++++ 文章节选

MMCV之Runner介绍

文章目录

前言

1、BaseRunner类

2、EpochBasedRunner

3、IterBasedRunner

总结

前言

mmcv/runner/base_runner.py文件中,定义了runner类。该类用于管理一个模型的训练和评估过程。这里放张官方示意图(runner简单来说就是实现了右边是个红色框的类):

1、BaseRunner类

该类是所有子runne的r基类,贴下最核心的代码(好多细节我给删除掉了,因为太多了):

cpp 复制代码
 class BaseRunner(metaclass=ABCMeta):
"""The base class of Runner, a training helper for PyTorch.

All subclasses should implement the following APIs:

- ``run()``
- ``train()``
- ``val()``
- ``save_checkpoint()``

"""

def __init__(self,
             model,
             batch_processor=None,
             optimizer=None,
             work_dir=None,
             logger=None,
             meta=None,
             max_iters=None,
             max_epochs=None):
self._hooks = []       # 用来存储hook列表

@abstractmethod    
def train(self):       # 定义了train方法
    pass

@abstractmethod
def val(self):
    pass

@abstractmethod
def run(self, data_loaders, workflow, **kwargs):
    pass

@abstractmethod
def save_checkpoint(self,
                    out_dir,
                    filename_tmpl,
                    save_optimizer=True,
                    meta=None,
                    create_symlink=True):
    pass
# 注册hook的三个函数
def register_hook(self, hook, priority='NORMAL'):
     self._hooks.insert(0, hook)
     
def register_lr_hook(self, lr_config):
   self.register_hook(hook, priority='VERY_HIGH')
   
def register_training_hooks(self,
                           lr_config,
                           optimizer_config=None,
                           checkpoint_config=None,
                           log_config=None,
                           momentum_config=None,
                           timer_config=dict(type='IterTimerHook'),
                           custom_hooks_config=None):
   self.register_lr_hook(lr_config)
   self.register_momentum_hook(momentum_config)
   self.register_optimizer_hook(optimizer_config)
   self.register_checkpoint_hook(checkpoint_config)
   self.register_timer_hook(timer_config)
   self.register_logger_hooks(log_config)
   self.register_custom_hooks(custom_hooks_config)

1)初始化部分:包括(模型、批次数据、优化器、工作目录、meta(seed)和epoch数和iter数)。另外,值得注意的是,初始化了一个self.hooks列表,里面存储元素为Hook类实例出来的对象。

2)@abstractmethod:装饰器修饰了四个抽象方法:train、val、run和save_checkpoint。只要继承该类的子类必须实现这四个方法。

3)注册hook函数:关于hook我会单独出一篇博文,只需知道大概路程即可。以lr_hook为例:首先输入参数lr_config传给register_training_hooks,之后函数内部调用register_lr_hook函数,将lr_config实例成对应的hook对象,最终调用register_hook函数:将lr_hook添加到self.hooks列表中。

接下来介绍两个子类的Runner。

2、EpochBasedRunner

废话不多说,贴核心代码:

cpp 复制代码
 @RUNNERS.register_module()
class EpochBasedRunner(BaseRunner):
    """Epoch-based Runner.

    This runner train models epoch by epoch.

++++++++
++++ 所给清单

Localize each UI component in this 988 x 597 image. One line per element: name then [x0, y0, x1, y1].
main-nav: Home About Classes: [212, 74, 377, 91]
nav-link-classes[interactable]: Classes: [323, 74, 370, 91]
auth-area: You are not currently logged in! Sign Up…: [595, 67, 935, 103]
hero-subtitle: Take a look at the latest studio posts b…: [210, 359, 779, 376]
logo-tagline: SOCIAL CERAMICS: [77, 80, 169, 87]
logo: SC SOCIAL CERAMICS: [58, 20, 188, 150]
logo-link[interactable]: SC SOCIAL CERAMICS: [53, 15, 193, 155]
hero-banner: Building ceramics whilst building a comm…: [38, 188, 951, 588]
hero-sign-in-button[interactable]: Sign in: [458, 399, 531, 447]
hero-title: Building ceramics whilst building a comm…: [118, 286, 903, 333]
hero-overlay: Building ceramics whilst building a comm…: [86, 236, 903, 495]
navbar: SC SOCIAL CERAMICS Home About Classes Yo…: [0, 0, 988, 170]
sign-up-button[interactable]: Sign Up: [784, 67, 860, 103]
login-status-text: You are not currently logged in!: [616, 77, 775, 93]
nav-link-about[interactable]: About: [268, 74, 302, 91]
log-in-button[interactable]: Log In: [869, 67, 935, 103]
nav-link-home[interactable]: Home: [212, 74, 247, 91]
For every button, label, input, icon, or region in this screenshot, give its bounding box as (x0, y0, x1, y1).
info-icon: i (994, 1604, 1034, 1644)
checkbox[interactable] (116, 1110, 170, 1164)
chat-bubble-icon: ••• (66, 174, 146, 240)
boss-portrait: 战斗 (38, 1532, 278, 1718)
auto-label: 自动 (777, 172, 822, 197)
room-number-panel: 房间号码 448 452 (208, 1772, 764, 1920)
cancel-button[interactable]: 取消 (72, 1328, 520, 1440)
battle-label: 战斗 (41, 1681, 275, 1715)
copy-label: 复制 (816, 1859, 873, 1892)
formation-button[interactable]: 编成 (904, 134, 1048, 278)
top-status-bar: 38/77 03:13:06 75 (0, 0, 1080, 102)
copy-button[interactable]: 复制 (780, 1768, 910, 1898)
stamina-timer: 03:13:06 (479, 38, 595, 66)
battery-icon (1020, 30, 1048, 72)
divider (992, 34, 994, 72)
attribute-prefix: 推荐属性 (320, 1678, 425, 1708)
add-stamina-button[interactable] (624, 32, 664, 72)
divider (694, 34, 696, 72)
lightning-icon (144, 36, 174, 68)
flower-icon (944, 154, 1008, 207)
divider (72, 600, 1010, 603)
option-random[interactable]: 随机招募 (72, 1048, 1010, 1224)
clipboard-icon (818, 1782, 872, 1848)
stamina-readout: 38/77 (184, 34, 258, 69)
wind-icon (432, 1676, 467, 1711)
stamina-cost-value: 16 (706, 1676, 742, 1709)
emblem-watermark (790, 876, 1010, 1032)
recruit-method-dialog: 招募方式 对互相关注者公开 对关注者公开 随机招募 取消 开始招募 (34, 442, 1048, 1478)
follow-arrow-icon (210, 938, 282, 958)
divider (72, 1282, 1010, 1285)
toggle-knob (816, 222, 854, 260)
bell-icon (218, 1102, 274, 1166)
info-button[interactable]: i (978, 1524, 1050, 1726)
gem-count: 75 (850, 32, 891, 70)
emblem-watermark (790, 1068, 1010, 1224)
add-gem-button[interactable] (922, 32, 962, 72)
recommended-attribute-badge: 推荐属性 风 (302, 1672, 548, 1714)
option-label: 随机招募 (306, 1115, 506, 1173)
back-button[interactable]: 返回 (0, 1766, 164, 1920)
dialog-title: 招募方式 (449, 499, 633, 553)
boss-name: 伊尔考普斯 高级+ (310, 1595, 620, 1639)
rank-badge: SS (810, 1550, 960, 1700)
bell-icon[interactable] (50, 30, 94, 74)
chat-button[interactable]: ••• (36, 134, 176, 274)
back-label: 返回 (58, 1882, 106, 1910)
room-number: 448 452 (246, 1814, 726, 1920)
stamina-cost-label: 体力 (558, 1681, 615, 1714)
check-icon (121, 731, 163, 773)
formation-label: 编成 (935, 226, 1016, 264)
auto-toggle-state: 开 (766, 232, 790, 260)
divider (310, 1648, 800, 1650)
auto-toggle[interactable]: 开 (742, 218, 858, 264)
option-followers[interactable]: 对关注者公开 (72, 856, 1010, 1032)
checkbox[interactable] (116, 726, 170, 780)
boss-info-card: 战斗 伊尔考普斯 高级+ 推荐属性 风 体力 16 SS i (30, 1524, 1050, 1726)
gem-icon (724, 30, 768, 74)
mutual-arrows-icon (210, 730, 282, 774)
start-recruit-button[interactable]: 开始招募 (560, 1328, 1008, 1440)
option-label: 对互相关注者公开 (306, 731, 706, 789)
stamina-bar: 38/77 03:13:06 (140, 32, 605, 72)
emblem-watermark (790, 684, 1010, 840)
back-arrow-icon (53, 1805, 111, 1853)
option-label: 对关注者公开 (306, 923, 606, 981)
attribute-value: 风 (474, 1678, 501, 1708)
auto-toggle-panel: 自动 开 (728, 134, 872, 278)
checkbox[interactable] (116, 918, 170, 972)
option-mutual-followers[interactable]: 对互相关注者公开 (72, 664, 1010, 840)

++++++++

§ **练习要求**:
**A.** 在这篇讲MMCV Runner的文章里,继承BaseRunner的子类必须实现哪四个方法?
**B.** 请把清单从第一行起,一直到含有“hero-banner: Building ceramics”的那一行(这一行也算),改成带编号的列表,空行去掉。

§ **参考答案**:
**A.** train、val、run和save_checkpoint。

**B.**
1. Localize each UI component in this 988 x 597 image. One line per element: name then [x0, y0, x1, y1].
2. main-nav: Home About Classes: [212, 74, 377, 91]
3. nav-link-classes[interactable]: Classes: [323, 74, 370, 91]
4. auth-area: You are not currently logged in! Sign Up…: [595, 67, 935, 103]
5. hero-subtitle: Take a look at the latest studio posts b…: [210, 359, 779, 376]
6. logo-tagline: SOCIAL CERAMICS: [77, 80, 169, 87]
7. logo: SC SOCIAL CERAMICS: [58, 20, 188, 150]
8. logo-link[interactable]: SC SOCIAL CERAMICS: [53, 15, 193, 155]
9. hero-banner: Building ceramics whilst building a comm…: [38, 188, 951, 588]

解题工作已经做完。